== WHAT IS REQUIRED ==
Count how many lines of the material contain the string "true", then give that number and nothing more.

== MATERIAL SUPPLIED ==

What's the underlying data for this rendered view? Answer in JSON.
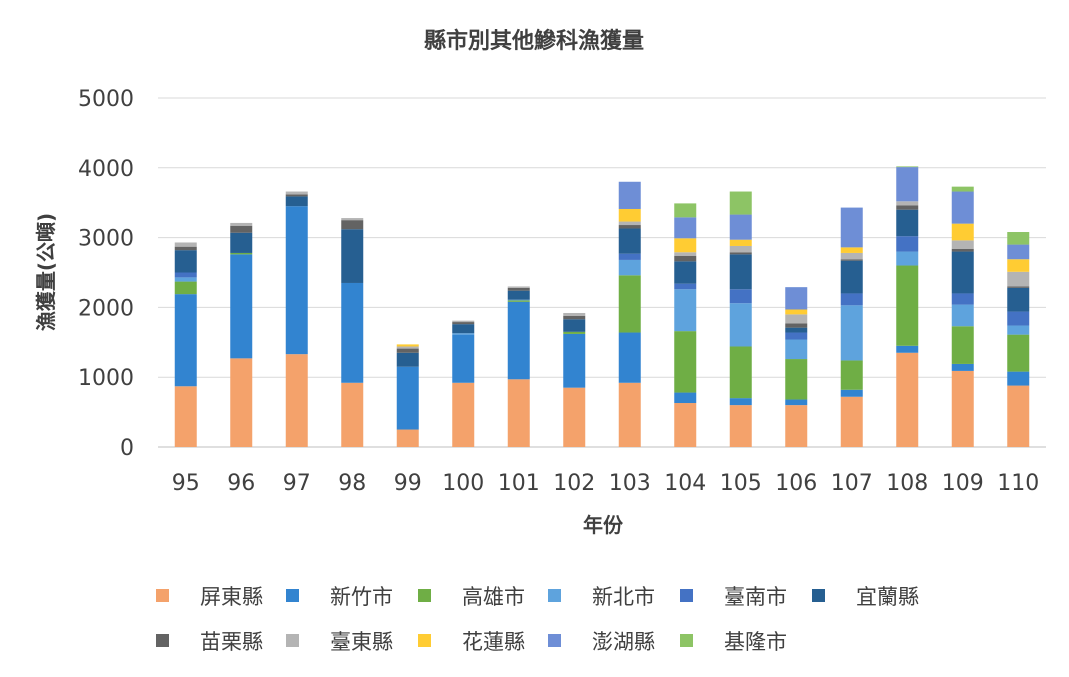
{
  "chart_data": {
    "type": "bar",
    "stacked": true,
    "title": "縣市別其他鰺科漁獲量",
    "xlabel": "年份",
    "ylabel": "漁獲量(公噸)",
    "ylim": [
      0,
      5000
    ],
    "yticks": [
      0,
      1000,
      2000,
      3000,
      4000,
      5000
    ],
    "grid": true,
    "legend_position": "bottom",
    "categories": [
      "95",
      "96",
      "97",
      "98",
      "99",
      "100",
      "101",
      "102",
      "103",
      "104",
      "105",
      "106",
      "107",
      "108",
      "109",
      "110"
    ],
    "series": [
      {
        "name": "屏東縣",
        "color": "#F4A26B",
        "values": [
          870,
          1270,
          1330,
          920,
          250,
          920,
          970,
          850,
          920,
          630,
          600,
          600,
          720,
          1350,
          1090,
          880
        ]
      },
      {
        "name": "新竹市",
        "color": "#3284D0",
        "values": [
          1320,
          1490,
          2120,
          1430,
          900,
          690,
          1110,
          770,
          720,
          150,
          100,
          80,
          100,
          100,
          100,
          200
        ]
      },
      {
        "name": "高雄市",
        "color": "#6FAE45",
        "values": [
          180,
          20,
          0,
          0,
          0,
          0,
          20,
          30,
          820,
          880,
          740,
          580,
          420,
          1150,
          540,
          530
        ]
      },
      {
        "name": "新北市",
        "color": "#5EA3DD",
        "values": [
          60,
          0,
          0,
          0,
          0,
          20,
          10,
          0,
          220,
          600,
          620,
          280,
          790,
          200,
          310,
          130
        ]
      },
      {
        "name": "臺南市",
        "color": "#4472C4",
        "values": [
          70,
          0,
          0,
          0,
          0,
          0,
          0,
          0,
          90,
          80,
          200,
          100,
          170,
          220,
          160,
          200
        ]
      },
      {
        "name": "宜蘭縣",
        "color": "#265F91",
        "values": [
          320,
          290,
          140,
          770,
          200,
          130,
          130,
          180,
          360,
          320,
          500,
          70,
          470,
          380,
          600,
          340
        ]
      },
      {
        "name": "苗栗縣",
        "color": "#636363",
        "values": [
          50,
          100,
          30,
          130,
          60,
          30,
          40,
          50,
          50,
          80,
          30,
          60,
          20,
          60,
          40,
          20
        ]
      },
      {
        "name": "臺東縣",
        "color": "#B4B4B4",
        "values": [
          60,
          40,
          40,
          30,
          30,
          20,
          20,
          40,
          50,
          50,
          90,
          130,
          90,
          60,
          120,
          210
        ]
      },
      {
        "name": "花蓮縣",
        "color": "#FFCC33",
        "values": [
          0,
          0,
          0,
          0,
          30,
          0,
          0,
          0,
          180,
          200,
          90,
          70,
          80,
          0,
          240,
          180
        ]
      },
      {
        "name": "澎湖縣",
        "color": "#6E8ED6",
        "values": [
          0,
          0,
          0,
          0,
          0,
          0,
          0,
          0,
          390,
          300,
          360,
          320,
          570,
          490,
          460,
          210
        ]
      },
      {
        "name": "基隆市",
        "color": "#8DC465",
        "values": [
          0,
          0,
          0,
          0,
          0,
          0,
          0,
          0,
          0,
          200,
          330,
          0,
          0,
          10,
          70,
          180
        ]
      }
    ]
  }
}
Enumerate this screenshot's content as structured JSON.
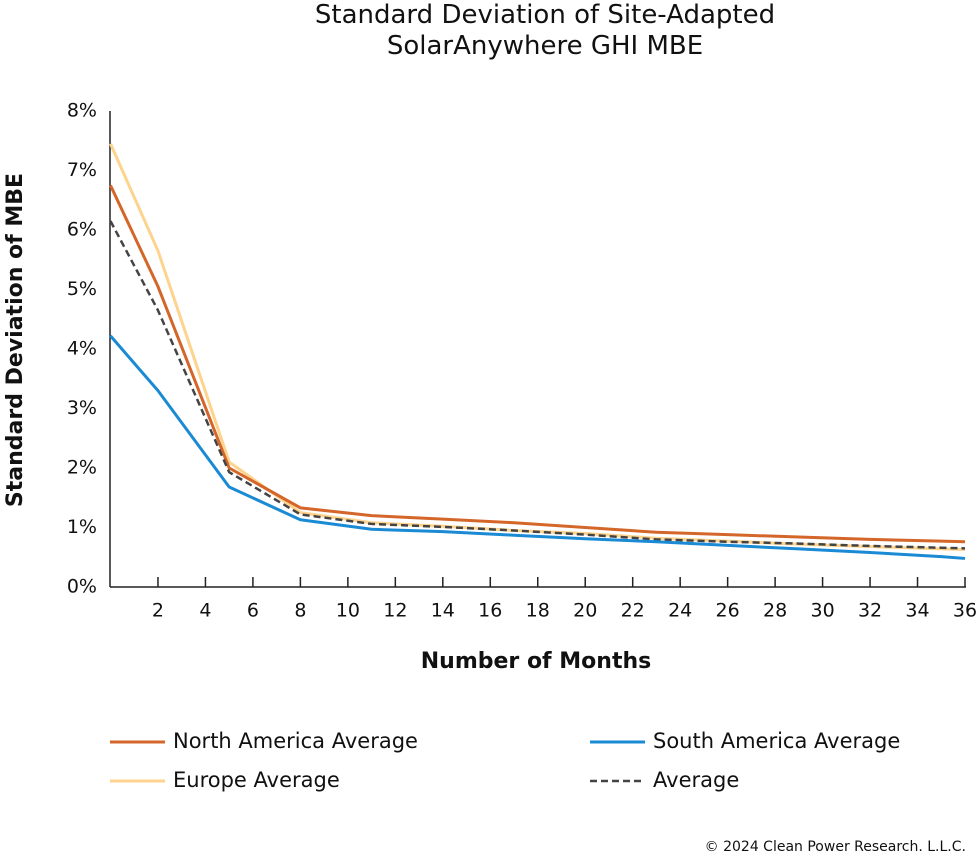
{
  "chart_data": {
    "type": "line",
    "title": "Standard Deviation of Site-Adapted SolarAnywhere GHI MBE",
    "x_label": "Number of Months",
    "y_label": "Standard Deviation of MBE",
    "footer": "© 2024 Clean Power Research. L.L.C.",
    "x": [
      0,
      2,
      5,
      8,
      11,
      14,
      17,
      20,
      23,
      26,
      29,
      32,
      35,
      36
    ],
    "series": [
      {
        "name": "North America Average",
        "color": "#d4662a",
        "dashed": false,
        "values": [
          6.75,
          5.05,
          2.0,
          1.33,
          1.2,
          1.14,
          1.08,
          1.0,
          0.92,
          0.88,
          0.84,
          0.8,
          0.77,
          0.76
        ]
      },
      {
        "name": "South America Average",
        "color": "#1a8ad4",
        "dashed": false,
        "values": [
          4.22,
          3.3,
          1.68,
          1.13,
          0.97,
          0.93,
          0.87,
          0.81,
          0.76,
          0.7,
          0.64,
          0.58,
          0.51,
          0.48
        ]
      },
      {
        "name": "Europe Average",
        "color": "#fdd38d",
        "dashed": false,
        "values": [
          7.45,
          5.65,
          2.1,
          1.25,
          1.08,
          1.02,
          0.95,
          0.9,
          0.82,
          0.77,
          0.72,
          0.68,
          0.64,
          0.63
        ]
      },
      {
        "name": "Average",
        "color": "#444444",
        "dashed": true,
        "values": [
          6.15,
          4.65,
          1.93,
          1.22,
          1.06,
          1.01,
          0.95,
          0.88,
          0.8,
          0.76,
          0.73,
          0.69,
          0.66,
          0.65
        ]
      }
    ],
    "xlim": [
      0,
      36
    ],
    "xticks": [
      2,
      4,
      6,
      8,
      10,
      12,
      14,
      16,
      18,
      20,
      22,
      24,
      26,
      28,
      30,
      32,
      34,
      36
    ],
    "ylim": [
      0,
      8
    ],
    "yticks": [
      {
        "value": 0,
        "label": "0%"
      },
      {
        "value": 1,
        "label": "1%"
      },
      {
        "value": 2,
        "label": "2%"
      },
      {
        "value": 3,
        "label": "3%"
      },
      {
        "value": 4,
        "label": "4%"
      },
      {
        "value": 5,
        "label": "5%"
      },
      {
        "value": 6,
        "label": "6%"
      },
      {
        "value": 7,
        "label": "7%"
      },
      {
        "value": 8,
        "label": "8%"
      }
    ],
    "grid": false
  }
}
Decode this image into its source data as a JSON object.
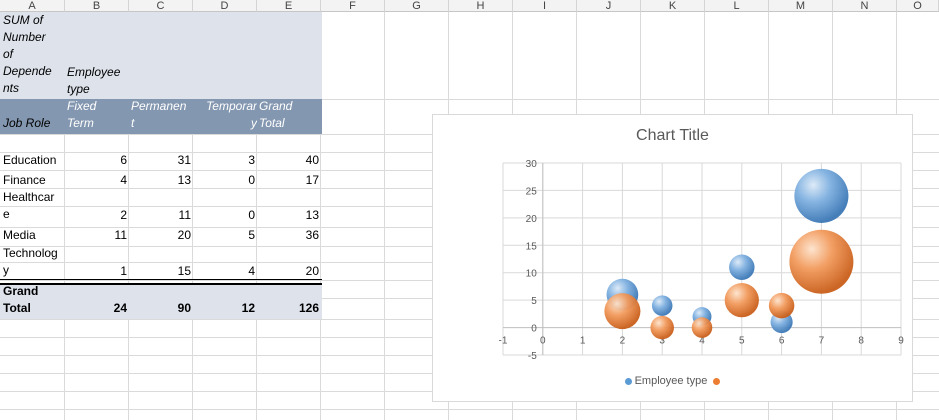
{
  "columns": [
    "A",
    "B",
    "C",
    "D",
    "E",
    "F",
    "G",
    "H",
    "I",
    "J",
    "K",
    "L",
    "M",
    "N",
    "O"
  ],
  "pivot": {
    "value_field": "SUM of\nNumber\nof\nDepende\nnts",
    "column_field": "Employee\ntype",
    "row_field": "Job Role",
    "col_headers": [
      "Fixed\nTerm",
      "Permanen\nt",
      "Temporar\ny",
      "Grand\nTotal"
    ],
    "rows": [
      {
        "label": "Education",
        "values": [
          "6",
          "31",
          "3",
          "40"
        ]
      },
      {
        "label": "Finance",
        "values": [
          "4",
          "13",
          "0",
          "17"
        ]
      },
      {
        "label": "Healthcar\ne",
        "values": [
          "2",
          "11",
          "0",
          "13"
        ]
      },
      {
        "label": "Media",
        "values": [
          "11",
          "20",
          "5",
          "36"
        ]
      },
      {
        "label": "Technolog\ny",
        "values": [
          "1",
          "15",
          "4",
          "20"
        ]
      }
    ],
    "grand_total": {
      "label": "Grand\nTotal",
      "values": [
        "24",
        "90",
        "12",
        "126"
      ]
    }
  },
  "colors": {
    "header_fill": "#8497b0",
    "light_fill": "#dde2eb",
    "series1": "#5b9bd5",
    "series2": "#ed7d31"
  },
  "chart_data": {
    "type": "scatter",
    "title": "Chart Title",
    "xlim": [
      -1,
      9
    ],
    "ylim": [
      -5,
      30
    ],
    "x_ticks": [
      "-1",
      "0",
      "1",
      "2",
      "3",
      "4",
      "5",
      "6",
      "7",
      "8",
      "9"
    ],
    "y_ticks": [
      "30",
      "25",
      "20",
      "15",
      "10",
      "5",
      "0",
      "-5"
    ],
    "bubble": true,
    "legend_position": "bottom",
    "series": [
      {
        "name": "Employee type",
        "color": "#5b9bd5",
        "points": [
          {
            "x": 2,
            "y": 6,
            "size": 31
          },
          {
            "x": 3,
            "y": 4,
            "size": 13
          },
          {
            "x": 4,
            "y": 2,
            "size": 11
          },
          {
            "x": 5,
            "y": 11,
            "size": 20
          },
          {
            "x": 6,
            "y": 1,
            "size": 15
          },
          {
            "x": 7,
            "y": 24,
            "size": 90
          }
        ]
      },
      {
        "name": "",
        "color": "#ed7d31",
        "points": [
          {
            "x": 2,
            "y": 3,
            "size": 40
          },
          {
            "x": 3,
            "y": 0,
            "size": 17
          },
          {
            "x": 4,
            "y": 0,
            "size": 13
          },
          {
            "x": 5,
            "y": 5,
            "size": 36
          },
          {
            "x": 6,
            "y": 4,
            "size": 20
          },
          {
            "x": 7,
            "y": 12,
            "size": 126
          }
        ]
      }
    ]
  }
}
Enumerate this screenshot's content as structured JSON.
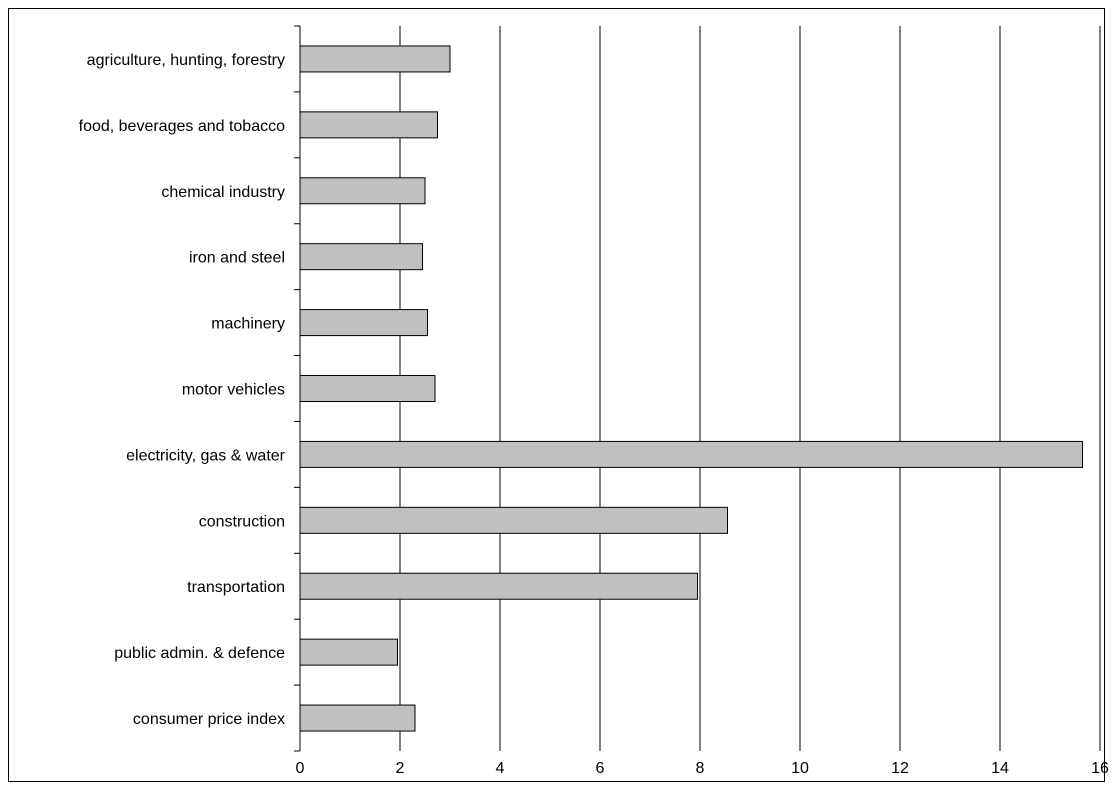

== SOLUTION ==
4